▸ Request:
Your task is to output the data exactly as it stands.

◆ ◆ ◆ ◆ ◆ ◆ ◆

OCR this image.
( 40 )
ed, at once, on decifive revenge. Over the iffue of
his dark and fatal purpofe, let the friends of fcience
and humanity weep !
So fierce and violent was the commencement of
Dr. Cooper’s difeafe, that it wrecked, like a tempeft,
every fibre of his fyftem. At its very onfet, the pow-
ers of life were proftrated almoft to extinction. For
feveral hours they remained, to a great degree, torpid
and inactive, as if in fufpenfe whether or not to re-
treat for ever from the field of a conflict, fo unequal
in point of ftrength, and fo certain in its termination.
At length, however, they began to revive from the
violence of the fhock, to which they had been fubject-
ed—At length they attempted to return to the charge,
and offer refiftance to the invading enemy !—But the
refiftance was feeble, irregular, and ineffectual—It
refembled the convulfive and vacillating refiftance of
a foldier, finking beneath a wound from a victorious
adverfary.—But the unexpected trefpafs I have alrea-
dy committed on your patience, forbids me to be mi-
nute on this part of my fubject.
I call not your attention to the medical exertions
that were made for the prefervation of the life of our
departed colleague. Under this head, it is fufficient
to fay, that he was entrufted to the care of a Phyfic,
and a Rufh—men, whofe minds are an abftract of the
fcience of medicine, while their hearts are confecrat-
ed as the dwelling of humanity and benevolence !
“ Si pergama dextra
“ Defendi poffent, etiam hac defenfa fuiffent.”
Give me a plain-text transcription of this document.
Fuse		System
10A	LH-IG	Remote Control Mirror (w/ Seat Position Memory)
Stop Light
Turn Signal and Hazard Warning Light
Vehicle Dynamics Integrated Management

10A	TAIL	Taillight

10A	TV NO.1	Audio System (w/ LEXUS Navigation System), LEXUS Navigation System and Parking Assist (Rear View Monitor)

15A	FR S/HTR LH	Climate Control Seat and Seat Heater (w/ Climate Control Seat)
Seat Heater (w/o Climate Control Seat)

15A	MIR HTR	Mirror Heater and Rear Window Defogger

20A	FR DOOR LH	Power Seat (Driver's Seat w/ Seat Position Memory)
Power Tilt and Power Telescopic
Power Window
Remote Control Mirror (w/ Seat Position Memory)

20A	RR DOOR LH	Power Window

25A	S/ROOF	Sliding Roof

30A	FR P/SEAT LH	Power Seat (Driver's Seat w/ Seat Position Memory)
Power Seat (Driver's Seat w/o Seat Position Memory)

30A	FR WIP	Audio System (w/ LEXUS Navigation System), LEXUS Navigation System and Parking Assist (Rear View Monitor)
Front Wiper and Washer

◆ ◆ ◆ ◆ ◆ ◆ ◆

▸ Response to this task:
OCR this image.
( 40 )
ed, at once, on decifive revenge. Over the iffue of
his dark and fatal purpofe, let the friends of fcience
and humanity weep !
So fierce and violent was the commencement of
Dr. Cooper’s difeafe, that it wrecked, like a tempeft,
every fibre of his fyftem. At its very onfet, the pow-
ers of life were proftrated almoft to extinction. For
feveral hours they remained, to a great degree, torpid
and inactive, as if in fufpenfe whether or not to re-
treat for ever from the field of a conflict, fo unequal
in point of ftrength, and fo certain in its termination.
At length, however, they began to revive from the
violence of the fhock, to which they had been fubject-
ed—At length they attempted to return to the charge,
and offer refiftance to the invading enemy !—But the
refiftance was feeble, irregular, and ineffectual—It
refembled the convulfive and vacillating refiftance of
a foldier, finking beneath a wound from a victorious
adverfary.—But the unexpected trefpafs I have alrea-
dy committed on your patience, forbids me to be mi-
nute on this part of my fubject.
I call not your attention to the medical exertions
that were made for the prefervation of the life of our
departed colleague. Under this head, it is fufficient
to fay, that he was entrufted to the care of a Phyfic,
and a Rufh—men, whofe minds are an abftract of the
fcience of medicine, while their hearts are confecrat-
ed as the dwelling of humanity and benevolence !
“ Si pergama dextra
“ Defendi poffent, etiam hac defenfa fuiffent.”
Give me a plain-text transcription of this document.
Fuse		System
10A	LH-IG	Remote Control Mirror (w/ Seat Position Memory)
Stop Light
Turn Signal and Hazard Warning Light
Vehicle Dynamics Integrated Management

10A	TAIL	Taillight

10A	TV NO.1	Audio System (w/ LEXUS Navigation System), LEXUS Navigation System and Parking Assist (Rear View Monitor)

15A	FR S/HTR LH	Climate Control Seat and Seat Heater (w/ Climate Control Seat)
Seat Heater (w/o Climate Control Seat)

15A	MIR HTR	Mirror Heater and Rear Window Defogger

20A	FR DOOR LH	Power Seat (Driver's Seat w/ Seat Position Memory)
Power Tilt and Power Telescopic
Power Window
Remote Control Mirror (w/ Seat Position Memory)

20A	RR DOOR LH	Power Window

25A	S/ROOF	Sliding Roof

30A	FR P/SEAT LH	Power Seat (Driver's Seat w/ Seat Position Memory)
Power Seat (Driver's Seat w/o Seat Position Memory)

30A	FR WIP	Audio System (w/ LEXUS Navigation System), LEXUS Navigation System and Parking Assist (Rear View Monitor)
Front Wiper and Washer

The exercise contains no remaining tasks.